[BEGIN]

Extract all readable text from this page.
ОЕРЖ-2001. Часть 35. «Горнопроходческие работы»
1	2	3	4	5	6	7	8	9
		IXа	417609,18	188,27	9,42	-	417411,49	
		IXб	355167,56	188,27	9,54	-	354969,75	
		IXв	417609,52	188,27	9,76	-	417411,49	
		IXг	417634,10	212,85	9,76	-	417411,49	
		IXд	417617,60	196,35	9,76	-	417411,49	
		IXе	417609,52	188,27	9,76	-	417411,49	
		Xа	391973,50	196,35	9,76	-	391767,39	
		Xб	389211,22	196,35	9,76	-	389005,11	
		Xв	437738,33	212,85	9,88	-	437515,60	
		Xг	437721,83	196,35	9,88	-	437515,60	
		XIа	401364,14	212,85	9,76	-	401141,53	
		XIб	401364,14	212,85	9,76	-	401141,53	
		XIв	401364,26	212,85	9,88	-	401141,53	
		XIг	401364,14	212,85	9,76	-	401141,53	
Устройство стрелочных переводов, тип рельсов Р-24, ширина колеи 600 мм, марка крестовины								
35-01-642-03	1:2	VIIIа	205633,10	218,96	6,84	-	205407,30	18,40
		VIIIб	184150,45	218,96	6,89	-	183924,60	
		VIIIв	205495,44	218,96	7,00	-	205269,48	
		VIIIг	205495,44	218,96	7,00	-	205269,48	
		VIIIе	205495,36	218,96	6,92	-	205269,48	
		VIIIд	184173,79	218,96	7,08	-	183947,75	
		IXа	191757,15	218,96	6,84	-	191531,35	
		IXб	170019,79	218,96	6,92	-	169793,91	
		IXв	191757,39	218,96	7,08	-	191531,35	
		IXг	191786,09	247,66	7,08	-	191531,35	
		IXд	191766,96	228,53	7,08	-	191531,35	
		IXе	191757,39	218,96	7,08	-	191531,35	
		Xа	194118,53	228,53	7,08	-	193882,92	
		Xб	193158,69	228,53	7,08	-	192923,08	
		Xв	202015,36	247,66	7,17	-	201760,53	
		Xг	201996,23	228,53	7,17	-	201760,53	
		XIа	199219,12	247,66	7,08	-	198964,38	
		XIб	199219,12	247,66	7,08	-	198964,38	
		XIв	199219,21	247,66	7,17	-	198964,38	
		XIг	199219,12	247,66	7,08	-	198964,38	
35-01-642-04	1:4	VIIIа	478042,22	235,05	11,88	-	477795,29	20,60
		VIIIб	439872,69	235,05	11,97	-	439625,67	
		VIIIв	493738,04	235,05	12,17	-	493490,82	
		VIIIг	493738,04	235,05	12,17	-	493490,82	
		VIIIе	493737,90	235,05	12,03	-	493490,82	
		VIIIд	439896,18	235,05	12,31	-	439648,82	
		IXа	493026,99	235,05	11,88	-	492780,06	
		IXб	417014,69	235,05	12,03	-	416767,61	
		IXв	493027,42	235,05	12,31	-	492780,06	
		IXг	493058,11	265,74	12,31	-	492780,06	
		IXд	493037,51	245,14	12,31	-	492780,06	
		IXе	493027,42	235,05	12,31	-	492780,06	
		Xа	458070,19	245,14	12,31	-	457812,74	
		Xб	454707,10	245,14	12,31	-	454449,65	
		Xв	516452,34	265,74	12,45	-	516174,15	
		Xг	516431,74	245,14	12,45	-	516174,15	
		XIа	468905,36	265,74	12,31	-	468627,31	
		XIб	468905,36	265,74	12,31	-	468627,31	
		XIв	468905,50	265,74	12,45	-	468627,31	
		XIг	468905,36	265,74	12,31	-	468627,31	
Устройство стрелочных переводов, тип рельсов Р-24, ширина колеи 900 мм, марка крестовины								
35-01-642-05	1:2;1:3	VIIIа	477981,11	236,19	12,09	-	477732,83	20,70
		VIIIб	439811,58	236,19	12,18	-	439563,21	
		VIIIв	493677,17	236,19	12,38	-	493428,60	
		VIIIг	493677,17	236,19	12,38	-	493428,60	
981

[END]

Work to do » Would you write down every record again, exactly?

Solution »
Extract all readable text from this page.
ОЕРЖ-2001. Часть 35. «Горнопроходческие работы»
1	2	3	4	5	6	7	8	9
		IXа	417609,18	188,27	9,42	-	417411,49	
		IXб	355167,56	188,27	9,54	-	354969,75	
		IXв	417609,52	188,27	9,76	-	417411,49	
		IXг	417634,10	212,85	9,76	-	417411,49	
		IXд	417617,60	196,35	9,76	-	417411,49	
		IXе	417609,52	188,27	9,76	-	417411,49	
		Xа	391973,50	196,35	9,76	-	391767,39	
		Xб	389211,22	196,35	9,76	-	389005,11	
		Xв	437738,33	212,85	9,88	-	437515,60	
		Xг	437721,83	196,35	9,88	-	437515,60	
		XIа	401364,14	212,85	9,76	-	401141,53	
		XIб	401364,14	212,85	9,76	-	401141,53	
		XIв	401364,26	212,85	9,88	-	401141,53	
		XIг	401364,14	212,85	9,76	-	401141,53	
Устройство стрелочных переводов, тип рельсов Р-24, ширина колеи 600 мм, марка крестовины								
35-01-642-03	1:2	VIIIа	205633,10	218,96	6,84	-	205407,30	18,40
		VIIIб	184150,45	218,96	6,89	-	183924,60	
		VIIIв	205495,44	218,96	7,00	-	205269,48	
		VIIIг	205495,44	218,96	7,00	-	205269,48	
		VIIIе	205495,36	218,96	6,92	-	205269,48	
		VIIIд	184173,79	218,96	7,08	-	183947,75	
		IXа	191757,15	218,96	6,84	-	191531,35	
		IXб	170019,79	218,96	6,92	-	169793,91	
		IXв	191757,39	218,96	7,08	-	191531,35	
		IXг	191786,09	247,66	7,08	-	191531,35	
		IXд	191766,96	228,53	7,08	-	191531,35	
		IXе	191757,39	218,96	7,08	-	191531,35	
		Xа	194118,53	228,53	7,08	-	193882,92	
		Xб	193158,69	228,53	7,08	-	192923,08	
		Xв	202015,36	247,66	7,17	-	201760,53	
		Xг	201996,23	228,53	7,17	-	201760,53	
		XIа	199219,12	247,66	7,08	-	198964,38	
		XIб	199219,12	247,66	7,08	-	198964,38	
		XIв	199219,21	247,66	7,17	-	198964,38	
		XIг	199219,12	247,66	7,08	-	198964,38	
35-01-642-04	1:4	VIIIа	478042,22	235,05	11,88	-	477795,29	20,60
		VIIIб	439872,69	235,05	11,97	-	439625,67	
		VIIIв	493738,04	235,05	12,17	-	493490,82	
		VIIIг	493738,04	235,05	12,17	-	493490,82	
		VIIIе	493737,90	235,05	12,03	-	493490,82	
		VIIIд	439896,18	235,05	12,31	-	439648,82	
		IXа	493026,99	235,05	11,88	-	492780,06	
		IXб	417014,69	235,05	12,03	-	416767,61	
		IXв	493027,42	235,05	12,31	-	492780,06	
		IXг	493058,11	265,74	12,31	-	492780,06	
		IXд	493037,51	245,14	12,31	-	492780,06	
		IXе	493027,42	235,05	12,31	-	492780,06	
		Xа	458070,19	245,14	12,31	-	457812,74	
		Xб	454707,10	245,14	12,31	-	454449,65	
		Xв	516452,34	265,74	12,45	-	516174,15	
		Xг	516431,74	245,14	12,45	-	516174,15	
		XIа	468905,36	265,74	12,31	-	468627,31	
		XIб	468905,36	265,74	12,31	-	468627,31	
		XIв	468905,50	265,74	12,45	-	468627,31	
		XIг	468905,36	265,74	12,31	-	468627,31	
Устройство стрелочных переводов, тип рельсов Р-24, ширина колеи 900 мм, марка крестовины								
35-01-642-05	1:2;1:3	VIIIа	477981,11	236,19	12,09	-	477732,83	20,70
		VIIIб	439811,58	236,19	12,18	-	439563,21	
		VIIIв	493677,17	236,19	12,38	-	493428,60	
		VIIIг	493677,17	236,19	12,38	-	493428,60	
981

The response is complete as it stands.